Your task: All of the data needs to be repeated exactly.

Provided records:
==================================================
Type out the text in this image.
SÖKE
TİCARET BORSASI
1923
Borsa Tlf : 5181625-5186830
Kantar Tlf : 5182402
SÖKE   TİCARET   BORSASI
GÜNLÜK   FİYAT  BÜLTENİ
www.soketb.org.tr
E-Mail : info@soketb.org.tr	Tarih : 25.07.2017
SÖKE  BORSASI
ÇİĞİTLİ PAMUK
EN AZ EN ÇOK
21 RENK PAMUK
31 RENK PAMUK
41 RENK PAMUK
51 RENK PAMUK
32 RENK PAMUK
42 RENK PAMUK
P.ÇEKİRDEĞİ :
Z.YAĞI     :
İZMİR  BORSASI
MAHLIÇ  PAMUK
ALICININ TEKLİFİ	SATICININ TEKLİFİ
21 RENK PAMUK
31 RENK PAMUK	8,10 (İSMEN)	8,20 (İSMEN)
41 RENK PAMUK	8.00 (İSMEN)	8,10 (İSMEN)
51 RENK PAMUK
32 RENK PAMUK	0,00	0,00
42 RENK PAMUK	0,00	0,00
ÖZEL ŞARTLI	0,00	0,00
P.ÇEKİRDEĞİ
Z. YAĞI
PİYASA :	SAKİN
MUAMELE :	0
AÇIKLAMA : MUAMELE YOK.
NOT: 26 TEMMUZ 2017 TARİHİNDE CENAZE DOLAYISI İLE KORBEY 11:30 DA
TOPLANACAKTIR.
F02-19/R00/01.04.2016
==================================================
Correct answer:
Type out the text in this image.
SÖKE
TİCARET BORSASI
1923
Borsa Tlf : 5181625-5186830
Kantar Tlf : 5182402
SÖKE   TİCARET   BORSASI
GÜNLÜK   FİYAT  BÜLTENİ
www.soketb.org.tr
E-Mail : info@soketb.org.tr	Tarih : 25.07.2017
SÖKE  BORSASI
ÇİĞİTLİ PAMUK
EN AZ EN ÇOK
21 RENK PAMUK
31 RENK PAMUK
41 RENK PAMUK
51 RENK PAMUK
32 RENK PAMUK
42 RENK PAMUK
P.ÇEKİRDEĞİ :
Z.YAĞI     :
İZMİR  BORSASI
MAHLIÇ  PAMUK
ALICININ TEKLİFİ	SATICININ TEKLİFİ
21 RENK PAMUK
31 RENK PAMUK	8,10 (İSMEN)	8,20 (İSMEN)
41 RENK PAMUK	8.00 (İSMEN)	8,10 (İSMEN)
51 RENK PAMUK
32 RENK PAMUK	0,00	0,00
42 RENK PAMUK	0,00	0,00
ÖZEL ŞARTLI	0,00	0,00
P.ÇEKİRDEĞİ
Z. YAĞI
PİYASA :	SAKİN
MUAMELE :	0
AÇIKLAMA : MUAMELE YOK.
NOT: 26 TEMMUZ 2017 TARİHİNDE CENAZE DOLAYISI İLE KORBEY 11:30 DA
TOPLANACAKTIR.
F02-19/R00/01.04.2016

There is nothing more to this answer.